Set problem –
Would you write out the entries below, every one of them, exactly?

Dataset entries

☆ ☆ ☆

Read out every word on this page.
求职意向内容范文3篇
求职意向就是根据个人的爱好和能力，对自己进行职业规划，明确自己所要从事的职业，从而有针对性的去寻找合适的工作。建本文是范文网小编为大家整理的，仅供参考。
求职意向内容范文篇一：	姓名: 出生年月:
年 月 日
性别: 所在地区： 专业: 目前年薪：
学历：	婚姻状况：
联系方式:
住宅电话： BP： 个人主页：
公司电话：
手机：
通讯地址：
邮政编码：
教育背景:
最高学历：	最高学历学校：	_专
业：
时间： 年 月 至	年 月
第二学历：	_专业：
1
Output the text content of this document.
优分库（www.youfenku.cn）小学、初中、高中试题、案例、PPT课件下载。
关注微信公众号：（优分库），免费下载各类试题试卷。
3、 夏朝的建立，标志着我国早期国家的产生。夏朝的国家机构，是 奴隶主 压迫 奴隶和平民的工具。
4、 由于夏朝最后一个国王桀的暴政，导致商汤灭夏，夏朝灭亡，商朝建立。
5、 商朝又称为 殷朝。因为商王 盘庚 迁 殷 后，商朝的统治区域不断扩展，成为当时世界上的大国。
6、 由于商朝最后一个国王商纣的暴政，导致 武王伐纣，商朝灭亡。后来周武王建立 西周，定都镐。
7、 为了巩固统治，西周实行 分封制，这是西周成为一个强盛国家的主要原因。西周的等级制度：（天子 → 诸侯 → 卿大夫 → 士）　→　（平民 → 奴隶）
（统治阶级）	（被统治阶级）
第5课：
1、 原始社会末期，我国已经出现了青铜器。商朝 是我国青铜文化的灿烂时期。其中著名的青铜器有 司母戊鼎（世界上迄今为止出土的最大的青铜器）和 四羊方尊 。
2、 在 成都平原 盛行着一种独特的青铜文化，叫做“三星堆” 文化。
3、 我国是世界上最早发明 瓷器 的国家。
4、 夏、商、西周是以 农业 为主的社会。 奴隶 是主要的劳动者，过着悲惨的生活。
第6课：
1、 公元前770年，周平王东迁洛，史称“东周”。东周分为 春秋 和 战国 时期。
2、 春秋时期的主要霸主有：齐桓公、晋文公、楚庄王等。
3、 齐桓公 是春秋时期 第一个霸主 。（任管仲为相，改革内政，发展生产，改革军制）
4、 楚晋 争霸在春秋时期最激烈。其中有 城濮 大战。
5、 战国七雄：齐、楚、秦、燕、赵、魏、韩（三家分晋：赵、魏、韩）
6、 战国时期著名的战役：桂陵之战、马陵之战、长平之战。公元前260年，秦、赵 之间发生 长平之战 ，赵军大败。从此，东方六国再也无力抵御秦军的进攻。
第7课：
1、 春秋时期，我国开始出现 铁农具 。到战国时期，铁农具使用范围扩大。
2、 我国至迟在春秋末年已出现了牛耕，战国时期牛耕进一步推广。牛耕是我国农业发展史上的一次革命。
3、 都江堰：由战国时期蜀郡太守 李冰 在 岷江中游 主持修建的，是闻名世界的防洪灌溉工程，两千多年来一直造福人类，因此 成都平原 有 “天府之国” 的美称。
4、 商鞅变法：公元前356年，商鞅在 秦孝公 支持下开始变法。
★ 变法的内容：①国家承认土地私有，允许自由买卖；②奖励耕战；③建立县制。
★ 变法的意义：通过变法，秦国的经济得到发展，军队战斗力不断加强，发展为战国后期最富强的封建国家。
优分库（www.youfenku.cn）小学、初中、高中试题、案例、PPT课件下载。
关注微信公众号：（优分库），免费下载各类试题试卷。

☆ ☆ ☆

Reply to the exercise –
Read out every word on this page.
求职意向内容范文3篇
求职意向就是根据个人的爱好和能力，对自己进行职业规划，明确自己所要从事的职业，从而有针对性的去寻找合适的工作。建本文是范文网小编为大家整理的，仅供参考。
求职意向内容范文篇一：	姓名: 出生年月:
年 月 日
性别: 所在地区： 专业: 目前年薪：
学历：	婚姻状况：
联系方式:
住宅电话： BP： 个人主页：
公司电话：
手机：
通讯地址：
邮政编码：
教育背景:
最高学历：	最高学历学校：	_专
业：
时间： 年 月 至	年 月
第二学历：	_专业：
1
Output the text content of this document.
优分库（www.youfenku.cn）小学、初中、高中试题、案例、PPT课件下载。
关注微信公众号：（优分库），免费下载各类试题试卷。
3、 夏朝的建立，标志着我国早期国家的产生。夏朝的国家机构，是 奴隶主 压迫 奴隶和平民的工具。
4、 由于夏朝最后一个国王桀的暴政，导致商汤灭夏，夏朝灭亡，商朝建立。
5、 商朝又称为 殷朝。因为商王 盘庚 迁 殷 后，商朝的统治区域不断扩展，成为当时世界上的大国。
6、 由于商朝最后一个国王商纣的暴政，导致 武王伐纣，商朝灭亡。后来周武王建立 西周，定都镐。
7、 为了巩固统治，西周实行 分封制，这是西周成为一个强盛国家的主要原因。西周的等级制度：（天子 → 诸侯 → 卿大夫 → 士）　→　（平民 → 奴隶）
（统治阶级）	（被统治阶级）
第5课：
1、 原始社会末期，我国已经出现了青铜器。商朝 是我国青铜文化的灿烂时期。其中著名的青铜器有 司母戊鼎（世界上迄今为止出土的最大的青铜器）和 四羊方尊 。
2、 在 成都平原 盛行着一种独特的青铜文化，叫做“三星堆” 文化。
3、 我国是世界上最早发明 瓷器 的国家。
4、 夏、商、西周是以 农业 为主的社会。 奴隶 是主要的劳动者，过着悲惨的生活。
第6课：
1、 公元前770年，周平王东迁洛，史称“东周”。东周分为 春秋 和 战国 时期。
2、 春秋时期的主要霸主有：齐桓公、晋文公、楚庄王等。
3、 齐桓公 是春秋时期 第一个霸主 。（任管仲为相，改革内政，发展生产，改革军制）
4、 楚晋 争霸在春秋时期最激烈。其中有 城濮 大战。
5、 战国七雄：齐、楚、秦、燕、赵、魏、韩（三家分晋：赵、魏、韩）
6、 战国时期著名的战役：桂陵之战、马陵之战、长平之战。公元前260年，秦、赵 之间发生 长平之战 ，赵军大败。从此，东方六国再也无力抵御秦军的进攻。
第7课：
1、 春秋时期，我国开始出现 铁农具 。到战国时期，铁农具使用范围扩大。
2、 我国至迟在春秋末年已出现了牛耕，战国时期牛耕进一步推广。牛耕是我国农业发展史上的一次革命。
3、 都江堰：由战国时期蜀郡太守 李冰 在 岷江中游 主持修建的，是闻名世界的防洪灌溉工程，两千多年来一直造福人类，因此 成都平原 有 “天府之国” 的美称。
4、 商鞅变法：公元前356年，商鞅在 秦孝公 支持下开始变法。
★ 变法的内容：①国家承认土地私有，允许自由买卖；②奖励耕战；③建立县制。
★ 变法的意义：通过变法，秦国的经济得到发展，军队战斗力不断加强，发展为战国后期最富强的封建国家。
优分库（www.youfenku.cn）小学、初中、高中试题、案例、PPT课件下载。
关注微信公众号：（优分库），免费下载各类试题试卷。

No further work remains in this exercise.